• DATA PROVIDED:

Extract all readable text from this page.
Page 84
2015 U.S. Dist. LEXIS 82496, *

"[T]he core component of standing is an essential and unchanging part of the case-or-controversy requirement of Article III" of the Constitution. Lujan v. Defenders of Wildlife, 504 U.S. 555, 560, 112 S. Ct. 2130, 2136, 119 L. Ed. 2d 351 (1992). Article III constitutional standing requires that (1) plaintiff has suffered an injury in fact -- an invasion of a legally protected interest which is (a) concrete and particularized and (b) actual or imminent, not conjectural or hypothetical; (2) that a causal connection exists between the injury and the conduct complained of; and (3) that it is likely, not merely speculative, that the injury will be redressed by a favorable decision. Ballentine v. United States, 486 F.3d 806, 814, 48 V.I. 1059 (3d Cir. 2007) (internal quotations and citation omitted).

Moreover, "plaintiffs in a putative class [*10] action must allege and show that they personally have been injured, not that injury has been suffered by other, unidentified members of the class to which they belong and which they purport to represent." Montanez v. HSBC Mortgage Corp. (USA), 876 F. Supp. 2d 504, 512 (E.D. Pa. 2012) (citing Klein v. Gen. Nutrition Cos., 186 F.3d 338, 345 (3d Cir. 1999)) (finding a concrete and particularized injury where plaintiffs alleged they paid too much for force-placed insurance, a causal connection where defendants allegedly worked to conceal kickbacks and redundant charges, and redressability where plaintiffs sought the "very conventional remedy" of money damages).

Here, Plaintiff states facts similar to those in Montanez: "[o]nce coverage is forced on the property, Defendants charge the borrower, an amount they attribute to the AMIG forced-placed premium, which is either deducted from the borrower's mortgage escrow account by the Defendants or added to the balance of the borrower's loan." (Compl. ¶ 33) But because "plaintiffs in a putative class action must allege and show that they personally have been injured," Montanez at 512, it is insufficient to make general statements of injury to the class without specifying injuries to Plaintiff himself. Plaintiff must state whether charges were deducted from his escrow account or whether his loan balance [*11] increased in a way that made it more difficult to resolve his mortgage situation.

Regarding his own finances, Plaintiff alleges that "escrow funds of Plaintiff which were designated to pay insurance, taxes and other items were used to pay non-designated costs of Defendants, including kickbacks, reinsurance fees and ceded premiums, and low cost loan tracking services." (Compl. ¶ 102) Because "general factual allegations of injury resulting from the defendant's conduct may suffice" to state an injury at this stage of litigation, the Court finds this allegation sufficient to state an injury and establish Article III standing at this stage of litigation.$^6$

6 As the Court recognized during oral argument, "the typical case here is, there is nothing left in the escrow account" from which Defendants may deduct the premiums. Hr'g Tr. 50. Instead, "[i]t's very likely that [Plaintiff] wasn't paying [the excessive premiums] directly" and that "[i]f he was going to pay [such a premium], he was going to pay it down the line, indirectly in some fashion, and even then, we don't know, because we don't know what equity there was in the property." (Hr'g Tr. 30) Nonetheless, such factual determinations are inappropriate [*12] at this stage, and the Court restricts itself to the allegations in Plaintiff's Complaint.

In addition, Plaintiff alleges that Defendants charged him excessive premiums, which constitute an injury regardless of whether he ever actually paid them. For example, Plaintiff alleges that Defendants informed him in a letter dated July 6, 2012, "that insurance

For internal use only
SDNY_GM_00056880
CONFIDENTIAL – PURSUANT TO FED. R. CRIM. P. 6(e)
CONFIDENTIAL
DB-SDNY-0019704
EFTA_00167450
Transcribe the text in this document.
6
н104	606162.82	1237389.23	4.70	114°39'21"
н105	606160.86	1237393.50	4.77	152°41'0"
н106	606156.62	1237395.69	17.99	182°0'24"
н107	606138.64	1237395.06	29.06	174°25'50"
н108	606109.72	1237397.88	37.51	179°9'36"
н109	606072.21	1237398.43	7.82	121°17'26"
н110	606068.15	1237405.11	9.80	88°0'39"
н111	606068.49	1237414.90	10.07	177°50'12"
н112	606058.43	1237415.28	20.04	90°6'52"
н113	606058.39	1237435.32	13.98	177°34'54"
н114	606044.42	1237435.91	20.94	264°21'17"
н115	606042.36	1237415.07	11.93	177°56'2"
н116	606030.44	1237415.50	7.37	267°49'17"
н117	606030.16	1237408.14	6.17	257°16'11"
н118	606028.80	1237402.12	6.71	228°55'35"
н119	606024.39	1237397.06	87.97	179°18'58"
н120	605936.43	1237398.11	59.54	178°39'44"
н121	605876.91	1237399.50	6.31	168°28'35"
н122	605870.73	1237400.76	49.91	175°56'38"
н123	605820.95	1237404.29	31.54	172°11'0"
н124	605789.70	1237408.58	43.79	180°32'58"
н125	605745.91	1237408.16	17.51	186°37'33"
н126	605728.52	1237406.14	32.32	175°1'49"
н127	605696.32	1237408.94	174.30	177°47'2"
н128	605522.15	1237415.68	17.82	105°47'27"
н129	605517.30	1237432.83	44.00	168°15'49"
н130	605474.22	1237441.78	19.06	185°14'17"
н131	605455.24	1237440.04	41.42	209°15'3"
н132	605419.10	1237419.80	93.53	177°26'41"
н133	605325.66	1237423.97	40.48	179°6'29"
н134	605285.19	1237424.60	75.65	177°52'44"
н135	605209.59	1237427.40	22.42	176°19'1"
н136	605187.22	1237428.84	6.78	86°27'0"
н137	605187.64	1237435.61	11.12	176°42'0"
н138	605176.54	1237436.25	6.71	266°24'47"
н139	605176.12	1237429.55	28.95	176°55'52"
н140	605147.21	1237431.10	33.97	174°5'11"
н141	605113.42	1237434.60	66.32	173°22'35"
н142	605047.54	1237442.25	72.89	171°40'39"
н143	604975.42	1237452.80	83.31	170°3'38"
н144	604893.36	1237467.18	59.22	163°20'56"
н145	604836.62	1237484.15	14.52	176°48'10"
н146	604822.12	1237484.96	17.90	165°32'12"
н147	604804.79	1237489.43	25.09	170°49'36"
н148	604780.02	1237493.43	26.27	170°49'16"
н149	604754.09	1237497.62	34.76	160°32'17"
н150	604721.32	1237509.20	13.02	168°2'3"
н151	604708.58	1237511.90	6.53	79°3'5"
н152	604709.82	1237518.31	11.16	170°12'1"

• SET TASK:
Print all the data exactly.

• SOLUTION TO THIS TASK:
Extract all readable text from this page.
Page 84
2015 U.S. Dist. LEXIS 82496, *

"[T]he core component of standing is an essential and unchanging part of the case-or-controversy requirement of Article III" of the Constitution. Lujan v. Defenders of Wildlife, 504 U.S. 555, 560, 112 S. Ct. 2130, 2136, 119 L. Ed. 2d 351 (1992). Article III constitutional standing requires that (1) plaintiff has suffered an injury in fact -- an invasion of a legally protected interest which is (a) concrete and particularized and (b) actual or imminent, not conjectural or hypothetical; (2) that a causal connection exists between the injury and the conduct complained of; and (3) that it is likely, not merely speculative, that the injury will be redressed by a favorable decision. Ballentine v. United States, 486 F.3d 806, 814, 48 V.I. 1059 (3d Cir. 2007) (internal quotations and citation omitted).

Moreover, "plaintiffs in a putative class [*10] action must allege and show that they personally have been injured, not that injury has been suffered by other, unidentified members of the class to which they belong and which they purport to represent." Montanez v. HSBC Mortgage Corp. (USA), 876 F. Supp. 2d 504, 512 (E.D. Pa. 2012) (citing Klein v. Gen. Nutrition Cos., 186 F.3d 338, 345 (3d Cir. 1999)) (finding a concrete and particularized injury where plaintiffs alleged they paid too much for force-placed insurance, a causal connection where defendants allegedly worked to conceal kickbacks and redundant charges, and redressability where plaintiffs sought the "very conventional remedy" of money damages).

Here, Plaintiff states facts similar to those in Montanez: "[o]nce coverage is forced on the property, Defendants charge the borrower, an amount they attribute to the AMIG forced-placed premium, which is either deducted from the borrower's mortgage escrow account by the Defendants or added to the balance of the borrower's loan." (Compl. ¶ 33) But because "plaintiffs in a putative class action must allege and show that they personally have been injured," Montanez at 512, it is insufficient to make general statements of injury to the class without specifying injuries to Plaintiff himself. Plaintiff must state whether charges were deducted from his escrow account or whether his loan balance [*11] increased in a way that made it more difficult to resolve his mortgage situation.

Regarding his own finances, Plaintiff alleges that "escrow funds of Plaintiff which were designated to pay insurance, taxes and other items were used to pay non-designated costs of Defendants, including kickbacks, reinsurance fees and ceded premiums, and low cost loan tracking services." (Compl. ¶ 102) Because "general factual allegations of injury resulting from the defendant's conduct may suffice" to state an injury at this stage of litigation, the Court finds this allegation sufficient to state an injury and establish Article III standing at this stage of litigation.$^6$

6 As the Court recognized during oral argument, "the typical case here is, there is nothing left in the escrow account" from which Defendants may deduct the premiums. Hr'g Tr. 50. Instead, "[i]t's very likely that [Plaintiff] wasn't paying [the excessive premiums] directly" and that "[i]f he was going to pay [such a premium], he was going to pay it down the line, indirectly in some fashion, and even then, we don't know, because we don't know what equity there was in the property." (Hr'g Tr. 30) Nonetheless, such factual determinations are inappropriate [*12] at this stage, and the Court restricts itself to the allegations in Plaintiff's Complaint.

In addition, Plaintiff alleges that Defendants charged him excessive premiums, which constitute an injury regardless of whether he ever actually paid them. For example, Plaintiff alleges that Defendants informed him in a letter dated July 6, 2012, "that insurance

For internal use only
SDNY_GM_00056880
CONFIDENTIAL – PURSUANT TO FED. R. CRIM. P. 6(e)
CONFIDENTIAL
DB-SDNY-0019704
EFTA_00167450
Transcribe the text in this document.
6
н104	606162.82	1237389.23	4.70	114°39'21"
н105	606160.86	1237393.50	4.77	152°41'0"
н106	606156.62	1237395.69	17.99	182°0'24"
н107	606138.64	1237395.06	29.06	174°25'50"
н108	606109.72	1237397.88	37.51	179°9'36"
н109	606072.21	1237398.43	7.82	121°17'26"
н110	606068.15	1237405.11	9.80	88°0'39"
н111	606068.49	1237414.90	10.07	177°50'12"
н112	606058.43	1237415.28	20.04	90°6'52"
н113	606058.39	1237435.32	13.98	177°34'54"
н114	606044.42	1237435.91	20.94	264°21'17"
н115	606042.36	1237415.07	11.93	177°56'2"
н116	606030.44	1237415.50	7.37	267°49'17"
н117	606030.16	1237408.14	6.17	257°16'11"
н118	606028.80	1237402.12	6.71	228°55'35"
н119	606024.39	1237397.06	87.97	179°18'58"
н120	605936.43	1237398.11	59.54	178°39'44"
н121	605876.91	1237399.50	6.31	168°28'35"
н122	605870.73	1237400.76	49.91	175°56'38"
н123	605820.95	1237404.29	31.54	172°11'0"
н124	605789.70	1237408.58	43.79	180°32'58"
н125	605745.91	1237408.16	17.51	186°37'33"
н126	605728.52	1237406.14	32.32	175°1'49"
н127	605696.32	1237408.94	174.30	177°47'2"
н128	605522.15	1237415.68	17.82	105°47'27"
н129	605517.30	1237432.83	44.00	168°15'49"
н130	605474.22	1237441.78	19.06	185°14'17"
н131	605455.24	1237440.04	41.42	209°15'3"
н132	605419.10	1237419.80	93.53	177°26'41"
н133	605325.66	1237423.97	40.48	179°6'29"
н134	605285.19	1237424.60	75.65	177°52'44"
н135	605209.59	1237427.40	22.42	176°19'1"
н136	605187.22	1237428.84	6.78	86°27'0"
н137	605187.64	1237435.61	11.12	176°42'0"
н138	605176.54	1237436.25	6.71	266°24'47"
н139	605176.12	1237429.55	28.95	176°55'52"
н140	605147.21	1237431.10	33.97	174°5'11"
н141	605113.42	1237434.60	66.32	173°22'35"
н142	605047.54	1237442.25	72.89	171°40'39"
н143	604975.42	1237452.80	83.31	170°3'38"
н144	604893.36	1237467.18	59.22	163°20'56"
н145	604836.62	1237484.15	14.52	176°48'10"
н146	604822.12	1237484.96	17.90	165°32'12"
н147	604804.79	1237489.43	25.09	170°49'36"
н148	604780.02	1237493.43	26.27	170°49'16"
н149	604754.09	1237497.62	34.76	160°32'17"
н150	604721.32	1237509.20	13.02	168°2'3"
н151	604708.58	1237511.90	6.53	79°3'5"
н152	604709.82	1237518.31	11.16	170°12'1"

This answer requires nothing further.